Given instruction: Identify every line in the records below that contains the word "Binance", and copy each of those lines.

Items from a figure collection
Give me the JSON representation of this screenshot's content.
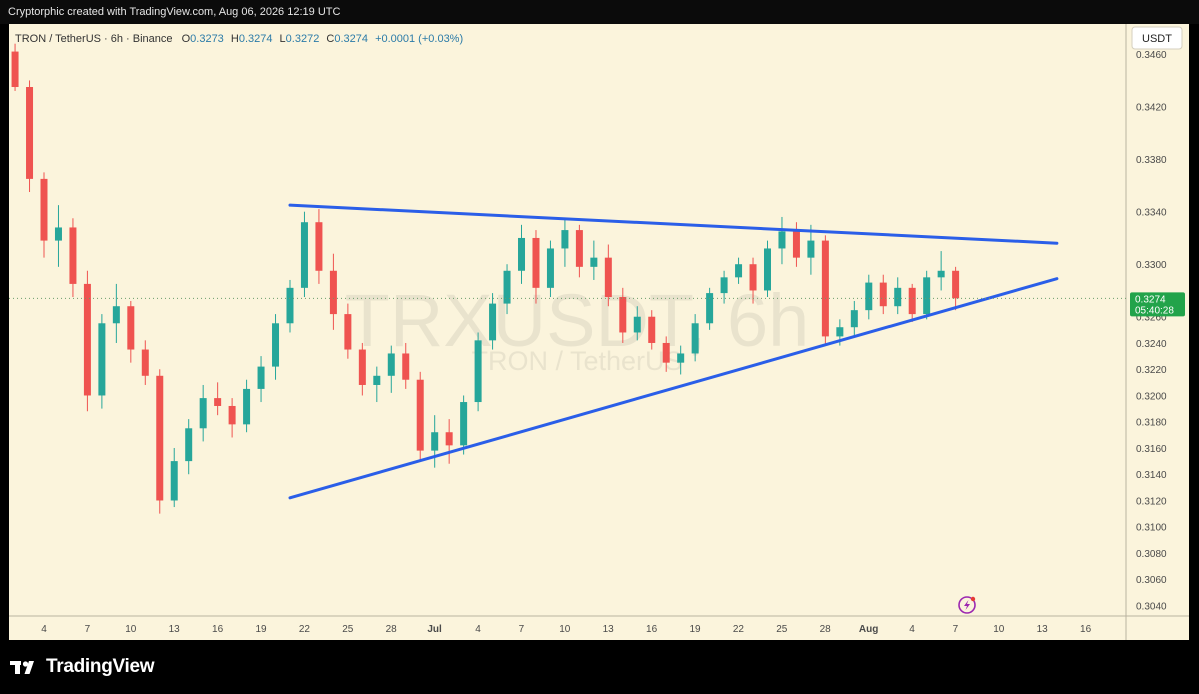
{
  "header": {
    "caption": "Cryptorphic created with TradingView.com, Aug 06, 2026 12:19 UTC"
  },
  "legend": {
    "symbol": "TRON / TetherUS · 6h · Binance",
    "o_label": "O",
    "o": "0.3273",
    "h_label": "H",
    "h": "0.3274",
    "l_label": "L",
    "l": "0.3272",
    "c_label": "C",
    "c": "0.3274",
    "change": "+0.0001 (+0.03%)"
  },
  "currency_button": "USDT",
  "watermark": {
    "ticker": "TRXUSDT, 6h",
    "name": "TRON / TetherUS"
  },
  "price_tag": {
    "price": "0.3274",
    "countdown": "05:40:28"
  },
  "footer": {
    "brand": "TradingView"
  },
  "colors": {
    "background": "#fbf4dc",
    "up": "#26a69a",
    "down": "#ef5350",
    "trendline": "#2a5ee8",
    "label_green": "#22a34a",
    "alert": "#9c27b0"
  },
  "icons": [
    "tradingview-logo-icon",
    "lightning-alert-icon"
  ],
  "chart_data": {
    "type": "candlestick",
    "title": "TRON / TetherUS · 6h · Binance",
    "ylabel": "USDT",
    "grid": false,
    "ylim": [
      0.3032,
      0.3483
    ],
    "y_ticks": [
      "0.3460",
      "0.3420",
      "0.3380",
      "0.3340",
      "0.3300",
      "0.3260",
      "0.3240",
      "0.3220",
      "0.3200",
      "0.3180",
      "0.3160",
      "0.3140",
      "0.3120",
      "0.3100",
      "0.3080",
      "0.3060",
      "0.3040"
    ],
    "x_ticks": [
      "4",
      "7",
      "10",
      "13",
      "16",
      "19",
      "22",
      "25",
      "28",
      "Jul",
      "4",
      "7",
      "10",
      "13",
      "16",
      "19",
      "22",
      "25",
      "28",
      "Aug",
      "4",
      "7",
      "10",
      "13",
      "16"
    ],
    "last_price": 0.3274,
    "series": [
      {
        "values": [
          {
            "t": "Jun 02",
            "o": 0.3462,
            "h": 0.3468,
            "l": 0.3432,
            "c": 0.3435
          },
          {
            "t": "Jun 03",
            "o": 0.3435,
            "h": 0.344,
            "l": 0.3355,
            "c": 0.3365
          },
          {
            "t": "Jun 04",
            "o": 0.3365,
            "h": 0.337,
            "l": 0.3305,
            "c": 0.3318
          },
          {
            "t": "Jun 05",
            "o": 0.3318,
            "h": 0.3345,
            "l": 0.3298,
            "c": 0.3328
          },
          {
            "t": "Jun 06",
            "o": 0.3328,
            "h": 0.3335,
            "l": 0.3275,
            "c": 0.3285
          },
          {
            "t": "Jun 07",
            "o": 0.3285,
            "h": 0.3295,
            "l": 0.3188,
            "c": 0.32
          },
          {
            "t": "Jun 08",
            "o": 0.32,
            "h": 0.3262,
            "l": 0.319,
            "c": 0.3255
          },
          {
            "t": "Jun 09",
            "o": 0.3255,
            "h": 0.3285,
            "l": 0.324,
            "c": 0.3268
          },
          {
            "t": "Jun 10",
            "o": 0.3268,
            "h": 0.3272,
            "l": 0.3225,
            "c": 0.3235
          },
          {
            "t": "Jun 11",
            "o": 0.3235,
            "h": 0.3242,
            "l": 0.3208,
            "c": 0.3215
          },
          {
            "t": "Jun 12",
            "o": 0.3215,
            "h": 0.322,
            "l": 0.311,
            "c": 0.312
          },
          {
            "t": "Jun 13",
            "o": 0.312,
            "h": 0.316,
            "l": 0.3115,
            "c": 0.315
          },
          {
            "t": "Jun 14",
            "o": 0.315,
            "h": 0.3182,
            "l": 0.314,
            "c": 0.3175
          },
          {
            "t": "Jun 15",
            "o": 0.3175,
            "h": 0.3208,
            "l": 0.3165,
            "c": 0.3198
          },
          {
            "t": "Jun 16",
            "o": 0.3198,
            "h": 0.321,
            "l": 0.3185,
            "c": 0.3192
          },
          {
            "t": "Jun 17",
            "o": 0.3192,
            "h": 0.3198,
            "l": 0.3168,
            "c": 0.3178
          },
          {
            "t": "Jun 18",
            "o": 0.3178,
            "h": 0.3212,
            "l": 0.3172,
            "c": 0.3205
          },
          {
            "t": "Jun 19",
            "o": 0.3205,
            "h": 0.323,
            "l": 0.3195,
            "c": 0.3222
          },
          {
            "t": "Jun 20",
            "o": 0.3222,
            "h": 0.3262,
            "l": 0.3212,
            "c": 0.3255
          },
          {
            "t": "Jun 21",
            "o": 0.3255,
            "h": 0.3288,
            "l": 0.3248,
            "c": 0.3282
          },
          {
            "t": "Jun 22",
            "o": 0.3282,
            "h": 0.334,
            "l": 0.3275,
            "c": 0.3332
          },
          {
            "t": "Jun 23",
            "o": 0.3332,
            "h": 0.3342,
            "l": 0.3285,
            "c": 0.3295
          },
          {
            "t": "Jun 24",
            "o": 0.3295,
            "h": 0.3308,
            "l": 0.325,
            "c": 0.3262
          },
          {
            "t": "Jun 25",
            "o": 0.3262,
            "h": 0.327,
            "l": 0.3228,
            "c": 0.3235
          },
          {
            "t": "Jun 26",
            "o": 0.3235,
            "h": 0.324,
            "l": 0.32,
            "c": 0.3208
          },
          {
            "t": "Jun 27",
            "o": 0.3208,
            "h": 0.3222,
            "l": 0.3195,
            "c": 0.3215
          },
          {
            "t": "Jun 28",
            "o": 0.3215,
            "h": 0.3238,
            "l": 0.3202,
            "c": 0.3232
          },
          {
            "t": "Jun 29",
            "o": 0.3232,
            "h": 0.324,
            "l": 0.3205,
            "c": 0.3212
          },
          {
            "t": "Jun 30",
            "o": 0.3212,
            "h": 0.3218,
            "l": 0.315,
            "c": 0.3158
          },
          {
            "t": "Jul 01",
            "o": 0.3158,
            "h": 0.3185,
            "l": 0.3145,
            "c": 0.3172
          },
          {
            "t": "Jul 02",
            "o": 0.3172,
            "h": 0.3182,
            "l": 0.3148,
            "c": 0.3162
          },
          {
            "t": "Jul 03",
            "o": 0.3162,
            "h": 0.32,
            "l": 0.3155,
            "c": 0.3195
          },
          {
            "t": "Jul 04",
            "o": 0.3195,
            "h": 0.3248,
            "l": 0.3188,
            "c": 0.3242
          },
          {
            "t": "Jul 05",
            "o": 0.3242,
            "h": 0.3278,
            "l": 0.3235,
            "c": 0.327
          },
          {
            "t": "Jul 06",
            "o": 0.327,
            "h": 0.33,
            "l": 0.3262,
            "c": 0.3295
          },
          {
            "t": "Jul 07",
            "o": 0.3295,
            "h": 0.333,
            "l": 0.3285,
            "c": 0.332
          },
          {
            "t": "Jul 08",
            "o": 0.332,
            "h": 0.3326,
            "l": 0.327,
            "c": 0.3282
          },
          {
            "t": "Jul 09",
            "o": 0.3282,
            "h": 0.3318,
            "l": 0.3275,
            "c": 0.3312
          },
          {
            "t": "Jul 10",
            "o": 0.3312,
            "h": 0.3335,
            "l": 0.3298,
            "c": 0.3326
          },
          {
            "t": "Jul 11",
            "o": 0.3326,
            "h": 0.333,
            "l": 0.329,
            "c": 0.3298
          },
          {
            "t": "Jul 12",
            "o": 0.3298,
            "h": 0.3318,
            "l": 0.3288,
            "c": 0.3305
          },
          {
            "t": "Jul 13",
            "o": 0.3305,
            "h": 0.3315,
            "l": 0.3268,
            "c": 0.3275
          },
          {
            "t": "Jul 14",
            "o": 0.3275,
            "h": 0.3282,
            "l": 0.324,
            "c": 0.3248
          },
          {
            "t": "Jul 15",
            "o": 0.3248,
            "h": 0.3268,
            "l": 0.3242,
            "c": 0.326
          },
          {
            "t": "Jul 16",
            "o": 0.326,
            "h": 0.3265,
            "l": 0.3235,
            "c": 0.324
          },
          {
            "t": "Jul 17",
            "o": 0.324,
            "h": 0.3245,
            "l": 0.3218,
            "c": 0.3225
          },
          {
            "t": "Jul 18",
            "o": 0.3225,
            "h": 0.3238,
            "l": 0.3216,
            "c": 0.3232
          },
          {
            "t": "Jul 19",
            "o": 0.3232,
            "h": 0.3262,
            "l": 0.3226,
            "c": 0.3255
          },
          {
            "t": "Jul 20",
            "o": 0.3255,
            "h": 0.3282,
            "l": 0.325,
            "c": 0.3278
          },
          {
            "t": "Jul 21",
            "o": 0.3278,
            "h": 0.3295,
            "l": 0.327,
            "c": 0.329
          },
          {
            "t": "Jul 22",
            "o": 0.329,
            "h": 0.3305,
            "l": 0.3285,
            "c": 0.33
          },
          {
            "t": "Jul 23",
            "o": 0.33,
            "h": 0.3305,
            "l": 0.327,
            "c": 0.328
          },
          {
            "t": "Jul 24",
            "o": 0.328,
            "h": 0.3318,
            "l": 0.3275,
            "c": 0.3312
          },
          {
            "t": "Jul 25",
            "o": 0.3312,
            "h": 0.3336,
            "l": 0.33,
            "c": 0.3325
          },
          {
            "t": "Jul 26",
            "o": 0.3325,
            "h": 0.3332,
            "l": 0.3298,
            "c": 0.3305
          },
          {
            "t": "Jul 27",
            "o": 0.3305,
            "h": 0.333,
            "l": 0.3292,
            "c": 0.3318
          },
          {
            "t": "Jul 28",
            "o": 0.3318,
            "h": 0.3322,
            "l": 0.3238,
            "c": 0.3245
          },
          {
            "t": "Jul 29",
            "o": 0.3245,
            "h": 0.3258,
            "l": 0.3238,
            "c": 0.3252
          },
          {
            "t": "Jul 30",
            "o": 0.3252,
            "h": 0.3272,
            "l": 0.3245,
            "c": 0.3265
          },
          {
            "t": "Jul 31",
            "o": 0.3265,
            "h": 0.3292,
            "l": 0.3258,
            "c": 0.3286
          },
          {
            "t": "Aug 01",
            "o": 0.3286,
            "h": 0.3292,
            "l": 0.3262,
            "c": 0.3268
          },
          {
            "t": "Aug 02",
            "o": 0.3268,
            "h": 0.329,
            "l": 0.3262,
            "c": 0.3282
          },
          {
            "t": "Aug 03",
            "o": 0.3282,
            "h": 0.3285,
            "l": 0.3256,
            "c": 0.3262
          },
          {
            "t": "Aug 04",
            "o": 0.3262,
            "h": 0.3295,
            "l": 0.3258,
            "c": 0.329
          },
          {
            "t": "Aug 05",
            "o": 0.329,
            "h": 0.331,
            "l": 0.328,
            "c": 0.3295
          },
          {
            "t": "Aug 06",
            "o": 0.3295,
            "h": 0.3298,
            "l": 0.3265,
            "c": 0.3274
          }
        ]
      }
    ],
    "trendlines": [
      {
        "role": "resistance",
        "from": {
          "t": "Jun 21",
          "y": 0.3345
        },
        "to": {
          "t": "Aug 13",
          "y": 0.3316
        }
      },
      {
        "role": "support",
        "from": {
          "t": "Jun 21",
          "y": 0.3122
        },
        "to": {
          "t": "Aug 13",
          "y": 0.3289
        }
      }
    ]
  }
}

Answer to the exercise:
    "symbol": "TRON / TetherUS · 6h · Binance",
    "title": "TRON / TetherUS · 6h · Binance",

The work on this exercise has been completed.